━━ Exercise passage ━━

Credit card companies have agreed to do more to help customers who are struggling to pay their bills, as a result of the Credit Card Industry Summit that took place yesterday.
Held at the Department for Business, the Summit sought to address the Government's concerns that credit card
customers are not being treated fairly, especially during the economic downturn.
Commenting before the summit took place, Consumer Affairs Minister, Gareth Thomas said that "The Government is deeply concerned that borrowers aren't getting a fair deal. That's why we've taken swift action to bring the industry in to look at how costs are being applied to people's existing debts."
And, as a result of the summit, Secretary of State for Business, Peter Mandelson, and Minister Gareth Thomas have given the credit card industry two weeks to set a number of fair principles which will help borrowers to manage their debts.
In the meantime, the industry agreed to offer struggling customers 30 days to set up a repayment plan with a debt advisor. In addition, the credit card companies
agreed to reconsider how interest rates are applied. Commenting on the conclusions of the meeting, Louise Bond personal finance expert at uSwitch.com, said:
"We hope that today's meeting is a signal to the credit card industry that the Government means business, and that unfair tactics imposed on borrowers will no longer be tolerated."
According to figures from MoneyExpert.com, the average typical APR in November 2008 is 17.59 per cent, compared to 16.8 per cent in November 2007 when the base rate was 5.75 per cent, almost double the three per cent of today.
Commenting, director of MoneyExpert.com, Sean Gardner said: "The credit card market seems to have been operating on a different planet as far as rates are concerned for some time now and given the recession worries it's no surprise the Government has taken this step.
"There's obviously no legal code on what providers can charge and it's up to them to be competitive. Credit card rates have never been linked to the base rate even in good times.
"Hopefully though, this move will signal a more realistic approach to lending and ultimately a better deal for consumers," Mr Gardner concluded.

━━━
━━ Entries provided ━━

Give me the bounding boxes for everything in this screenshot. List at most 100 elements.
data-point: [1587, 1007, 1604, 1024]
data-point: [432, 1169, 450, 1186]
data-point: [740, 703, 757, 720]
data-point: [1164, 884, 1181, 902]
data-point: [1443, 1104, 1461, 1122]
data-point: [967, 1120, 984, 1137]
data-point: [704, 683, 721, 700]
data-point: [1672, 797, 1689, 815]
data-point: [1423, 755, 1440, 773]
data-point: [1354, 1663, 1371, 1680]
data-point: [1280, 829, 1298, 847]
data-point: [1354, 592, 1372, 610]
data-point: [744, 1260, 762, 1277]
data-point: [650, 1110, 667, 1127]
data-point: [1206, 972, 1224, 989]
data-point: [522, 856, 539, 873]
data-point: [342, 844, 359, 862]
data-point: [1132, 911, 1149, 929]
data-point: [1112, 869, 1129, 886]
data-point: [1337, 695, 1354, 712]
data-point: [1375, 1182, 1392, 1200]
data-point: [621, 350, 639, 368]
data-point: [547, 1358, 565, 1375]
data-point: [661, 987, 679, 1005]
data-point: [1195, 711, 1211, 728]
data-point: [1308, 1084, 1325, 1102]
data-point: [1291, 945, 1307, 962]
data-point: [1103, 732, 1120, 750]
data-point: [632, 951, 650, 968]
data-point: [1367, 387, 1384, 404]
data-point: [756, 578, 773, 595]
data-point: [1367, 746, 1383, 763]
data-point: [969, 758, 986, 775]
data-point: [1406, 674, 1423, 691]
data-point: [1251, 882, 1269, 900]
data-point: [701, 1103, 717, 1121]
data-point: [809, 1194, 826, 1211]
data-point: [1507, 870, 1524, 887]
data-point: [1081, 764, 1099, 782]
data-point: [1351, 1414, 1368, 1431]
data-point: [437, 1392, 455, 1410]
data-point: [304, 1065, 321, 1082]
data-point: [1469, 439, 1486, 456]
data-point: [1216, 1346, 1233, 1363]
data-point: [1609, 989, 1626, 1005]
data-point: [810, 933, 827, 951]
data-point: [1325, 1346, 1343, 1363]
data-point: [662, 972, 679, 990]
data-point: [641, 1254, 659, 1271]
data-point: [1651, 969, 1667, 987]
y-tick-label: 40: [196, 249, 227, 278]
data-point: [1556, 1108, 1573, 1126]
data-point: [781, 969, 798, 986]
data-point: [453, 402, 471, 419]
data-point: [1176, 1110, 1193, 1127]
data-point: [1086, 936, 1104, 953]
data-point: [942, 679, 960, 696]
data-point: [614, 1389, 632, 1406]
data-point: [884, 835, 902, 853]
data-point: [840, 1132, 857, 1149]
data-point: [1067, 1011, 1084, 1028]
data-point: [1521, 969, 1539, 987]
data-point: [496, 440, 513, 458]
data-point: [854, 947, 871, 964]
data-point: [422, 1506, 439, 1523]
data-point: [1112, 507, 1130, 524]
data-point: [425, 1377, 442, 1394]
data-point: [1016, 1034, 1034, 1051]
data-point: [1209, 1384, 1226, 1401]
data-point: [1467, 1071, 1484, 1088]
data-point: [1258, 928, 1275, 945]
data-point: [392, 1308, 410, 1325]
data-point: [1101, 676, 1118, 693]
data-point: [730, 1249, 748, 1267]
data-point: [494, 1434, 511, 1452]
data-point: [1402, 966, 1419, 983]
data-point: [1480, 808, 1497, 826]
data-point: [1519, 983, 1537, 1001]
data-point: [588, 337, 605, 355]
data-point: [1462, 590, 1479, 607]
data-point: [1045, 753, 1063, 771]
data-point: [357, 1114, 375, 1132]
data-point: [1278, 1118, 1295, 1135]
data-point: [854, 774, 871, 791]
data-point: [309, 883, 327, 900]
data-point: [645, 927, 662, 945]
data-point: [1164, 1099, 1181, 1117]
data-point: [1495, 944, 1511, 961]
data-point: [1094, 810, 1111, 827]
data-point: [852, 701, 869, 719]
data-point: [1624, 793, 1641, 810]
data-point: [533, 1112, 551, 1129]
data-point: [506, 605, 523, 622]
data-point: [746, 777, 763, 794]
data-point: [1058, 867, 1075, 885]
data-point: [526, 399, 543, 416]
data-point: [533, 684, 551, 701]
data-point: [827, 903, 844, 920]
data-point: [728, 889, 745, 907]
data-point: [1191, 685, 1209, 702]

━━━

▶ **Requirement 1**:
Name every person mentioned in the article on the credit card summit.
▶ **Requirement 2**:
In the article on the credit card summit, how long did the industry agree to give struggling customers to set up a repayment plan with a debt advisor?
The rows are separate material with no connection to the article on the credit card summit.

▶ **Exercise result 1**:
Gareth Thomas, Peter Mandelson, Louise Bond, Sean Gardner

▶ **Exercise result 2**:
30 days.